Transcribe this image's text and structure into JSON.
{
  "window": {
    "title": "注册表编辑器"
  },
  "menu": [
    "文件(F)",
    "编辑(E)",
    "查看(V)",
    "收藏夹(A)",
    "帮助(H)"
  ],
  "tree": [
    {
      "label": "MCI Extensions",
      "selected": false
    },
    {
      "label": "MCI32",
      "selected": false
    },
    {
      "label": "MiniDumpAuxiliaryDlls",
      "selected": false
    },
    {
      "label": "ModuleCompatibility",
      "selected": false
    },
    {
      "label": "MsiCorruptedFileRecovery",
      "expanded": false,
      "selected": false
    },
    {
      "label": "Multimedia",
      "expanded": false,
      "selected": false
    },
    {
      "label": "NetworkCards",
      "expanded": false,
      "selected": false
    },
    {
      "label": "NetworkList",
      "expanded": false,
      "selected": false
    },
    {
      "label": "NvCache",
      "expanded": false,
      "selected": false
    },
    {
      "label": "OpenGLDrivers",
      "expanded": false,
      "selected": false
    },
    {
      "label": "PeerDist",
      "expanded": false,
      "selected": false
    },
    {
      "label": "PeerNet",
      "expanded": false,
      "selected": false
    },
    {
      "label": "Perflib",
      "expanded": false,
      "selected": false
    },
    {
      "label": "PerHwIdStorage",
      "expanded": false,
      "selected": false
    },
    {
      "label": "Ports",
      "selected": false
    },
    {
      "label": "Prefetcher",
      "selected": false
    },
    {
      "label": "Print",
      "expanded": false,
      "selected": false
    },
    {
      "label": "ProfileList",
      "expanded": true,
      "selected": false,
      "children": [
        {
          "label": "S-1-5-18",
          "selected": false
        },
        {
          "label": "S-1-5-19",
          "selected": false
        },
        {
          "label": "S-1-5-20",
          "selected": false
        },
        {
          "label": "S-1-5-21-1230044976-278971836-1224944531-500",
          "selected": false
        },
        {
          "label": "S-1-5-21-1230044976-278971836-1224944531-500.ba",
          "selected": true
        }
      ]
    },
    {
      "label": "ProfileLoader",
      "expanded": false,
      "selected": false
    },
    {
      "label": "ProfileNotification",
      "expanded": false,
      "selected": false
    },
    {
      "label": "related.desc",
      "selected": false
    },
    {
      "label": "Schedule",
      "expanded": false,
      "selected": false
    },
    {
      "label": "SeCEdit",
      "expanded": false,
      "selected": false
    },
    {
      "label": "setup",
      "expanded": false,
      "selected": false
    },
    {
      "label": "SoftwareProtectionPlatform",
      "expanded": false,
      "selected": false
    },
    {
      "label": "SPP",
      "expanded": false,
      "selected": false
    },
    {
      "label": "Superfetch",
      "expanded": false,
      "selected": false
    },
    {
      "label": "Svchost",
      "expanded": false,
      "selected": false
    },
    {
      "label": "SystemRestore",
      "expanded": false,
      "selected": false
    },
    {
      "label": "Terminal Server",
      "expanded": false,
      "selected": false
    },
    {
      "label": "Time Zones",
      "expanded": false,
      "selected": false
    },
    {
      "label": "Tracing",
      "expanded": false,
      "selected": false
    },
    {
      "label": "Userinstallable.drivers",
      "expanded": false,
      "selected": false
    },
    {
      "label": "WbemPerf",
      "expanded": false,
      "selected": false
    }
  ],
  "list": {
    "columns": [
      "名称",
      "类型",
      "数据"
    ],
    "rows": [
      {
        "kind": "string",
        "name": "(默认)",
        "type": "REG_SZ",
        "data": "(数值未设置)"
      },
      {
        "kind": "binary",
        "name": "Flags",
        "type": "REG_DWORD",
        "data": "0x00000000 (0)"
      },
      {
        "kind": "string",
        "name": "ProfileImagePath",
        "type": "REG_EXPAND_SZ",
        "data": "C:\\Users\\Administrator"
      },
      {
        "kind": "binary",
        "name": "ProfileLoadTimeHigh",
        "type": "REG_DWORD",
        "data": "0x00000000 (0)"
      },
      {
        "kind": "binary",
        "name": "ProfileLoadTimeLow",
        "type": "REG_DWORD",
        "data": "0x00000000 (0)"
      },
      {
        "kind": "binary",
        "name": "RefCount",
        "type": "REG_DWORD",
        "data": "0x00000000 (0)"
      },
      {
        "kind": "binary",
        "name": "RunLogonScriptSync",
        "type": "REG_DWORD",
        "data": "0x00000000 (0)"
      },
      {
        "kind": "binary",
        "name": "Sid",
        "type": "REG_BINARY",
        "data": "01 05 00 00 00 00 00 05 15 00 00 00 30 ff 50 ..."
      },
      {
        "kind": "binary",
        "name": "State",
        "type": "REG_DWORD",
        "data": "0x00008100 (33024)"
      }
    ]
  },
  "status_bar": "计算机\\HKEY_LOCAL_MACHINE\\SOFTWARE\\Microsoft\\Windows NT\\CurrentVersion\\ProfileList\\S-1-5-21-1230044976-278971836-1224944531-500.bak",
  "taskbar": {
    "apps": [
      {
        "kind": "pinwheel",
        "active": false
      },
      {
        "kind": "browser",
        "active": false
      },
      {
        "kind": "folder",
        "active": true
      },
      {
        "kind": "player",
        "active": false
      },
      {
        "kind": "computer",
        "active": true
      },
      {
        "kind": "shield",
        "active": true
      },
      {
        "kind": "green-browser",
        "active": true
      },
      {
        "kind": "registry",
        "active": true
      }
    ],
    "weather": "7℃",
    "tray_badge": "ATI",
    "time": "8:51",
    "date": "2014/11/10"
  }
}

========

**WRITTEN PROBLEM:** Write out the entries in full, exactly as given.

**TASK ANSWER:**
Transcribe this image's text and structure into JSON.
{
  "window": {
    "title": "注册表编辑器"
  },
  "menu": [
    "文件(F)",
    "编辑(E)",
    "查看(V)",
    "收藏夹(A)",
    "帮助(H)"
  ],
  "tree": [
    {
      "label": "MCI Extensions",
      "selected": false
    },
    {
      "label": "MCI32",
      "selected": false
    },
    {
      "label": "MiniDumpAuxiliaryDlls",
      "selected": false
    },
    {
      "label": "ModuleCompatibility",
      "selected": false
    },
    {
      "label": "MsiCorruptedFileRecovery",
      "expanded": false,
      "selected": false
    },
    {
      "label": "Multimedia",
      "expanded": false,
      "selected": false
    },
    {
      "label": "NetworkCards",
      "expanded": false,
      "selected": false
    },
    {
      "label": "NetworkList",
      "expanded": false,
      "selected": false
    },
    {
      "label": "NvCache",
      "expanded": false,
      "selected": false
    },
    {
      "label": "OpenGLDrivers",
      "expanded": false,
      "selected": false
    },
    {
      "label": "PeerDist",
      "expanded": false,
      "selected": false
    },
    {
      "label": "PeerNet",
      "expanded": false,
      "selected": false
    },
    {
      "label": "Perflib",
      "expanded": false,
      "selected": false
    },
    {
      "label": "PerHwIdStorage",
      "expanded": false,
      "selected": false
    },
    {
      "label": "Ports",
      "selected": false
    },
    {
      "label": "Prefetcher",
      "selected": false
    },
    {
      "label": "Print",
      "expanded": false,
      "selected": false
    },
    {
      "label": "ProfileList",
      "expanded": true,
      "selected": false,
      "children": [
        {
          "label": "S-1-5-18",
          "selected": false
        },
        {
          "label": "S-1-5-19",
          "selected": false
        },
        {
          "label": "S-1-5-20",
          "selected": false
        },
        {
          "label": "S-1-5-21-1230044976-278971836-1224944531-500",
          "selected": false
        },
        {
          "label": "S-1-5-21-1230044976-278971836-1224944531-500.ba",
          "selected": true
        }
      ]
    },
    {
      "label": "ProfileLoader",
      "expanded": false,
      "selected": false
    },
    {
      "label": "ProfileNotification",
      "expanded": false,
      "selected": false
    },
    {
      "label": "related.desc",
      "selected": false
    },
    {
      "label": "Schedule",
      "expanded": false,
      "selected": false
    },
    {
      "label": "SeCEdit",
      "expanded": false,
      "selected": false
    },
    {
      "label": "setup",
      "expanded": false,
      "selected": false
    },
    {
      "label": "SoftwareProtectionPlatform",
      "expanded": false,
      "selected": false
    },
    {
      "label": "SPP",
      "expanded": false,
      "selected": false
    },
    {
      "label": "Superfetch",
      "expanded": false,
      "selected": false
    },
    {
      "label": "Svchost",
      "expanded": false,
      "selected": false
    },
    {
      "label": "SystemRestore",
      "expanded": false,
      "selected": false
    },
    {
      "label": "Terminal Server",
      "expanded": false,
      "selected": false
    },
    {
      "label": "Time Zones",
      "expanded": false,
      "selected": false
    },
    {
      "label": "Tracing",
      "expanded": false,
      "selected": false
    },
    {
      "label": "Userinstallable.drivers",
      "expanded": false,
      "selected": false
    },
    {
      "label": "WbemPerf",
      "expanded": false,
      "selected": false
    }
  ],
  "list": {
    "columns": [
      "名称",
      "类型",
      "数据"
    ],
    "rows": [
      {
        "kind": "string",
        "name": "(默认)",
        "type": "REG_SZ",
        "data": "(数值未设置)"
      },
      {
        "kind": "binary",
        "name": "Flags",
        "type": "REG_DWORD",
        "data": "0x00000000 (0)"
      },
      {
        "kind": "string",
        "name": "ProfileImagePath",
        "type": "REG_EXPAND_SZ",
        "data": "C:\\Users\\Administrator"
      },
      {
        "kind": "binary",
        "name": "ProfileLoadTimeHigh",
        "type": "REG_DWORD",
        "data": "0x00000000 (0)"
      },
      {
        "kind": "binary",
        "name": "ProfileLoadTimeLow",
        "type": "REG_DWORD",
        "data": "0x00000000 (0)"
      },
      {
        "kind": "binary",
        "name": "RefCount",
        "type": "REG_DWORD",
        "data": "0x00000000 (0)"
      },
      {
        "kind": "binary",
        "name": "RunLogonScriptSync",
        "type": "REG_DWORD",
        "data": "0x00000000 (0)"
      },
      {
        "kind": "binary",
        "name": "Sid",
        "type": "REG_BINARY",
        "data": "01 05 00 00 00 00 00 05 15 00 00 00 30 ff 50 ..."
      },
      {
        "kind": "binary",
        "name": "State",
        "type": "REG_DWORD",
        "data": "0x00008100 (33024)"
      }
    ]
  },
  "status_bar": "计算机\\HKEY_LOCAL_MACHINE\\SOFTWARE\\Microsoft\\Windows NT\\CurrentVersion\\ProfileList\\S-1-5-21-1230044976-278971836-1224944531-500.bak",
  "taskbar": {
    "apps": [
      {
        "kind": "pinwheel",
        "active": false
      },
      {
        "kind": "browser",
        "active": false
      },
      {
        "kind": "folder",
        "active": true
      },
      {
        "kind": "player",
        "active": false
      },
      {
        "kind": "computer",
        "active": true
      },
      {
        "kind": "shield",
        "active": true
      },
      {
        "kind": "green-browser",
        "active": true
      },
      {
        "kind": "registry",
        "active": true
      }
    ],
    "weather": "7℃",
    "tray_badge": "ATI",
    "time": "8:51",
    "date": "2014/11/10"
  }
}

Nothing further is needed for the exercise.